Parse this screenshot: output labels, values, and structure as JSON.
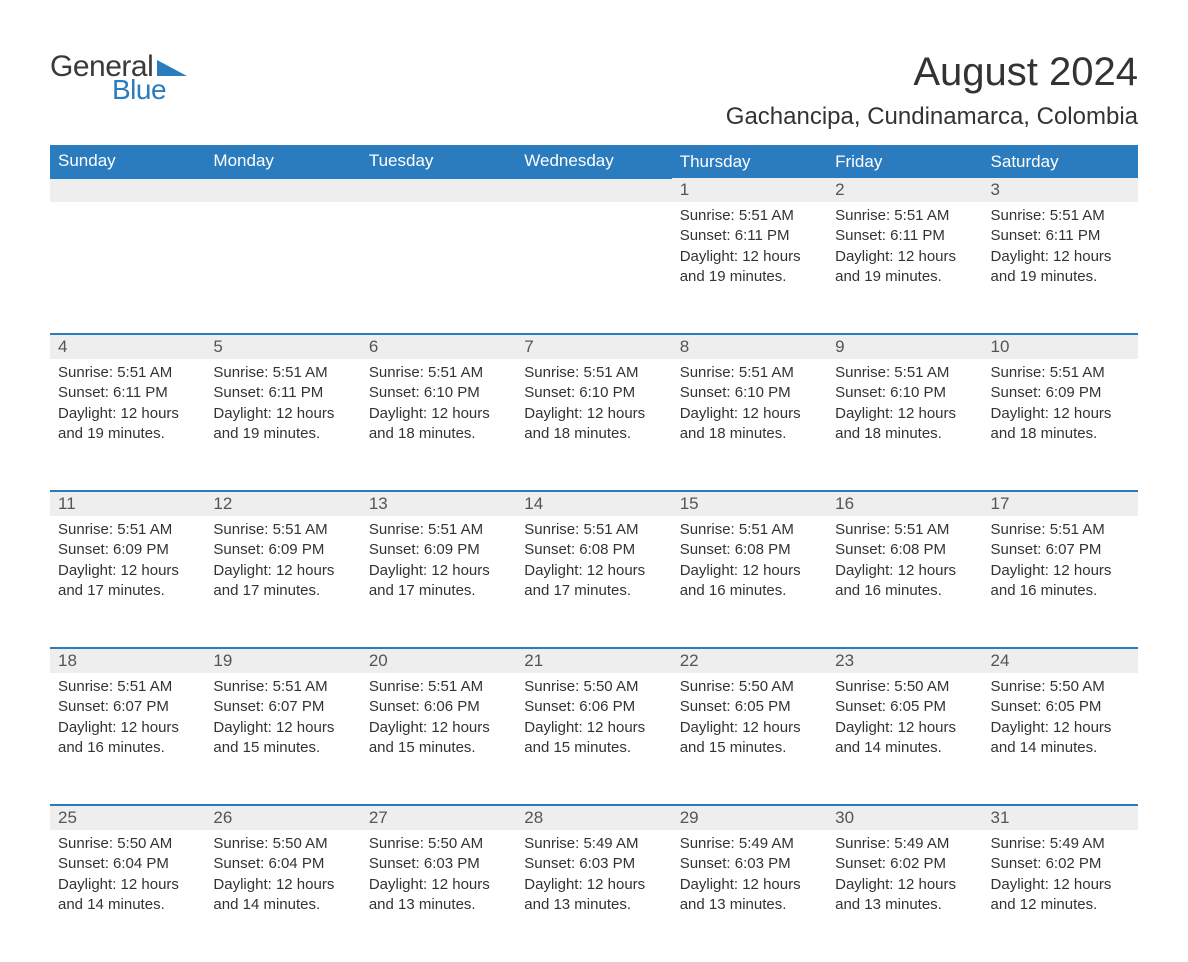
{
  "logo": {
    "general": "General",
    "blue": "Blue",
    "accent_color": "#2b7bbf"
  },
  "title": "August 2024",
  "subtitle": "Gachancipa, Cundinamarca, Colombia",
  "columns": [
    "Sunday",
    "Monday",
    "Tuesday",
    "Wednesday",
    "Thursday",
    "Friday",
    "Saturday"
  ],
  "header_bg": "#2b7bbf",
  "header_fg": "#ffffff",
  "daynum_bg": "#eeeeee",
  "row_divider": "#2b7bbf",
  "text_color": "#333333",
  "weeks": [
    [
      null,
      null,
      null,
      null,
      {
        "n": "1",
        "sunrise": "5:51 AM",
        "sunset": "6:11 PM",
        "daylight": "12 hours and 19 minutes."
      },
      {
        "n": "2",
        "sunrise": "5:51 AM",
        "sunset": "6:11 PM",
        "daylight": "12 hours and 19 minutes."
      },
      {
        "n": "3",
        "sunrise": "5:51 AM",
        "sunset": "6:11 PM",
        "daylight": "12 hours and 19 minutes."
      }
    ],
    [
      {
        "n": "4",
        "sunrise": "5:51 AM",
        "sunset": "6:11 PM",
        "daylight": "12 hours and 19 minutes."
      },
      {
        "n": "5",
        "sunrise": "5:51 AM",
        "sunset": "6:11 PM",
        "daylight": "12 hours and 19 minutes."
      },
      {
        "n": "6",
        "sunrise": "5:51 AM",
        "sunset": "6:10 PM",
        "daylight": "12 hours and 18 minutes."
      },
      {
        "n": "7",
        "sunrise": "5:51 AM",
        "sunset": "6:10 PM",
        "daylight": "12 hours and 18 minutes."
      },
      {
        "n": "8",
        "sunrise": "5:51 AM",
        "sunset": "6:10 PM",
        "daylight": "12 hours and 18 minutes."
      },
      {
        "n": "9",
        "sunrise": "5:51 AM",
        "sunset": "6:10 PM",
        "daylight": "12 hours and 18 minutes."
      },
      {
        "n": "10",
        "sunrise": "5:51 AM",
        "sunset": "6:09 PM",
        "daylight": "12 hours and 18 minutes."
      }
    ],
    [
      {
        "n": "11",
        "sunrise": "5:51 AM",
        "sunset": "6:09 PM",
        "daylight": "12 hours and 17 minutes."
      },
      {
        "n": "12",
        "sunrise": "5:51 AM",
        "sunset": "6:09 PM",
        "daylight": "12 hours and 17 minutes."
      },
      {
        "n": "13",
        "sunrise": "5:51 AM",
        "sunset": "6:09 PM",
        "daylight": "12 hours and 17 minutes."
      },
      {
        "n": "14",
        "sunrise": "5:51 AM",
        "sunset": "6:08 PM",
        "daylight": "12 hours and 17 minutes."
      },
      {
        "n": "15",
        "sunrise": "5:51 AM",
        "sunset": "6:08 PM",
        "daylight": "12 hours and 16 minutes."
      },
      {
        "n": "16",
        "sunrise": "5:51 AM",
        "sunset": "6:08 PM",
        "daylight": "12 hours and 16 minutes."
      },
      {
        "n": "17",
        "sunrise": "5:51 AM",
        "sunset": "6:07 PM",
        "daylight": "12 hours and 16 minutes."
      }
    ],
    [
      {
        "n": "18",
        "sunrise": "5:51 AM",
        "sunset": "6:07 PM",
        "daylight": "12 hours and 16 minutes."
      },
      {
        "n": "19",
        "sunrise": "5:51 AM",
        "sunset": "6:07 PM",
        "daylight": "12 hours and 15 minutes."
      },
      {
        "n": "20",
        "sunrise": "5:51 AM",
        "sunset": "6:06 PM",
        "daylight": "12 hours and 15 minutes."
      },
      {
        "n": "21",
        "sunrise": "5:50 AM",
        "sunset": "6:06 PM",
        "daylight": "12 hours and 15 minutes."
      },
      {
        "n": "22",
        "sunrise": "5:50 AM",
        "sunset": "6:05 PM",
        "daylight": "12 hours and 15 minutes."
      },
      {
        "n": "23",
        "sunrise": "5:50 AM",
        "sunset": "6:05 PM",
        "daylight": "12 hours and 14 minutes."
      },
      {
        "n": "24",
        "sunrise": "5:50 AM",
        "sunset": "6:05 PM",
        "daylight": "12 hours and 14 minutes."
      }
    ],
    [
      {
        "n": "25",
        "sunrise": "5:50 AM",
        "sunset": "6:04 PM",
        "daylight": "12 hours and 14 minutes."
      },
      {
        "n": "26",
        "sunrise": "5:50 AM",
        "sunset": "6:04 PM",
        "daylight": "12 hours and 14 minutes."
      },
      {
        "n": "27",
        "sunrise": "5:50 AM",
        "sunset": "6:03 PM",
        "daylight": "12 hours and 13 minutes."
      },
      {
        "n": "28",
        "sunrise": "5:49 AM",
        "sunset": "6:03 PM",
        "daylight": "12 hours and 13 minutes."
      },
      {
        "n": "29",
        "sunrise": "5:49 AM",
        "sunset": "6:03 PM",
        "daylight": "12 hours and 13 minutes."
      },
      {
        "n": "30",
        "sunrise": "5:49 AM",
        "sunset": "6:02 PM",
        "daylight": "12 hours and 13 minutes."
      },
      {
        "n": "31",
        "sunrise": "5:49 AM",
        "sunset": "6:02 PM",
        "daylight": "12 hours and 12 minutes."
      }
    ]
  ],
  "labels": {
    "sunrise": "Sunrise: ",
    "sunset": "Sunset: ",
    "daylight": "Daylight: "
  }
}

******************************

| Stated task |
Reproduce the data above in full, exactly as it is, with the pictures left out.

| Task solution |
Parse this screenshot: output labels, values, and structure as JSON.
{
  "logo": {
    "general": "General",
    "blue": "Blue",
    "accent_color": "#2b7bbf"
  },
  "title": "August 2024",
  "subtitle": "Gachancipa, Cundinamarca, Colombia",
  "columns": [
    "Sunday",
    "Monday",
    "Tuesday",
    "Wednesday",
    "Thursday",
    "Friday",
    "Saturday"
  ],
  "header_bg": "#2b7bbf",
  "header_fg": "#ffffff",
  "daynum_bg": "#eeeeee",
  "row_divider": "#2b7bbf",
  "text_color": "#333333",
  "weeks": [
    [
      null,
      null,
      null,
      null,
      {
        "n": "1",
        "sunrise": "5:51 AM",
        "sunset": "6:11 PM",
        "daylight": "12 hours and 19 minutes."
      },
      {
        "n": "2",
        "sunrise": "5:51 AM",
        "sunset": "6:11 PM",
        "daylight": "12 hours and 19 minutes."
      },
      {
        "n": "3",
        "sunrise": "5:51 AM",
        "sunset": "6:11 PM",
        "daylight": "12 hours and 19 minutes."
      }
    ],
    [
      {
        "n": "4",
        "sunrise": "5:51 AM",
        "sunset": "6:11 PM",
        "daylight": "12 hours and 19 minutes."
      },
      {
        "n": "5",
        "sunrise": "5:51 AM",
        "sunset": "6:11 PM",
        "daylight": "12 hours and 19 minutes."
      },
      {
        "n": "6",
        "sunrise": "5:51 AM",
        "sunset": "6:10 PM",
        "daylight": "12 hours and 18 minutes."
      },
      {
        "n": "7",
        "sunrise": "5:51 AM",
        "sunset": "6:10 PM",
        "daylight": "12 hours and 18 minutes."
      },
      {
        "n": "8",
        "sunrise": "5:51 AM",
        "sunset": "6:10 PM",
        "daylight": "12 hours and 18 minutes."
      },
      {
        "n": "9",
        "sunrise": "5:51 AM",
        "sunset": "6:10 PM",
        "daylight": "12 hours and 18 minutes."
      },
      {
        "n": "10",
        "sunrise": "5:51 AM",
        "sunset": "6:09 PM",
        "daylight": "12 hours and 18 minutes."
      }
    ],
    [
      {
        "n": "11",
        "sunrise": "5:51 AM",
        "sunset": "6:09 PM",
        "daylight": "12 hours and 17 minutes."
      },
      {
        "n": "12",
        "sunrise": "5:51 AM",
        "sunset": "6:09 PM",
        "daylight": "12 hours and 17 minutes."
      },
      {
        "n": "13",
        "sunrise": "5:51 AM",
        "sunset": "6:09 PM",
        "daylight": "12 hours and 17 minutes."
      },
      {
        "n": "14",
        "sunrise": "5:51 AM",
        "sunset": "6:08 PM",
        "daylight": "12 hours and 17 minutes."
      },
      {
        "n": "15",
        "sunrise": "5:51 AM",
        "sunset": "6:08 PM",
        "daylight": "12 hours and 16 minutes."
      },
      {
        "n": "16",
        "sunrise": "5:51 AM",
        "sunset": "6:08 PM",
        "daylight": "12 hours and 16 minutes."
      },
      {
        "n": "17",
        "sunrise": "5:51 AM",
        "sunset": "6:07 PM",
        "daylight": "12 hours and 16 minutes."
      }
    ],
    [
      {
        "n": "18",
        "sunrise": "5:51 AM",
        "sunset": "6:07 PM",
        "daylight": "12 hours and 16 minutes."
      },
      {
        "n": "19",
        "sunrise": "5:51 AM",
        "sunset": "6:07 PM",
        "daylight": "12 hours and 15 minutes."
      },
      {
        "n": "20",
        "sunrise": "5:51 AM",
        "sunset": "6:06 PM",
        "daylight": "12 hours and 15 minutes."
      },
      {
        "n": "21",
        "sunrise": "5:50 AM",
        "sunset": "6:06 PM",
        "daylight": "12 hours and 15 minutes."
      },
      {
        "n": "22",
        "sunrise": "5:50 AM",
        "sunset": "6:05 PM",
        "daylight": "12 hours and 15 minutes."
      },
      {
        "n": "23",
        "sunrise": "5:50 AM",
        "sunset": "6:05 PM",
        "daylight": "12 hours and 14 minutes."
      },
      {
        "n": "24",
        "sunrise": "5:50 AM",
        "sunset": "6:05 PM",
        "daylight": "12 hours and 14 minutes."
      }
    ],
    [
      {
        "n": "25",
        "sunrise": "5:50 AM",
        "sunset": "6:04 PM",
        "daylight": "12 hours and 14 minutes."
      },
      {
        "n": "26",
        "sunrise": "5:50 AM",
        "sunset": "6:04 PM",
        "daylight": "12 hours and 14 minutes."
      },
      {
        "n": "27",
        "sunrise": "5:50 AM",
        "sunset": "6:03 PM",
        "daylight": "12 hours and 13 minutes."
      },
      {
        "n": "28",
        "sunrise": "5:49 AM",
        "sunset": "6:03 PM",
        "daylight": "12 hours and 13 minutes."
      },
      {
        "n": "29",
        "sunrise": "5:49 AM",
        "sunset": "6:03 PM",
        "daylight": "12 hours and 13 minutes."
      },
      {
        "n": "30",
        "sunrise": "5:49 AM",
        "sunset": "6:02 PM",
        "daylight": "12 hours and 13 minutes."
      },
      {
        "n": "31",
        "sunrise": "5:49 AM",
        "sunset": "6:02 PM",
        "daylight": "12 hours and 12 minutes."
      }
    ]
  ],
  "labels": {
    "sunrise": "Sunrise: ",
    "sunset": "Sunset: ",
    "daylight": "Daylight: "
  }
}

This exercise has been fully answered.